* PROBLEM TO WORK ON *
Locate every line below that contains the word "прилетел" and copy it.

* EXTRACTED RECORDS *
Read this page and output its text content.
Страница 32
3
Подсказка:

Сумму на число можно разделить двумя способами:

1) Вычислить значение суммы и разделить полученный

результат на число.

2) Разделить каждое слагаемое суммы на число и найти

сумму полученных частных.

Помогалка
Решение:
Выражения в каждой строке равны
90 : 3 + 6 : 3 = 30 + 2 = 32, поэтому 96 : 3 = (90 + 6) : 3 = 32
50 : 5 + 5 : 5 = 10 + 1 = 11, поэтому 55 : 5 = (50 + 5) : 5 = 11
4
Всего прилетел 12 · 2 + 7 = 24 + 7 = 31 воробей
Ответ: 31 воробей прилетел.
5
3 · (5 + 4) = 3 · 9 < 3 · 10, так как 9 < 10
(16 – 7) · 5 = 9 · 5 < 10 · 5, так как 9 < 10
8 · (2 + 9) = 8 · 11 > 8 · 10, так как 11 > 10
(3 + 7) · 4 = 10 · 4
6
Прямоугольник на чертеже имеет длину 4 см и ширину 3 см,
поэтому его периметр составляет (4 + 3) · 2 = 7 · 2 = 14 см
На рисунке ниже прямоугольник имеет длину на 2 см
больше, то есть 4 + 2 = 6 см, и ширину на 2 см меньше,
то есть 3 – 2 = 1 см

* OUTPUT FOR THIS TASK *
Всего прилетел 12 · 2 + 7 = 24 + 7 = 31 воробей
Ответ: 31 воробей прилетел.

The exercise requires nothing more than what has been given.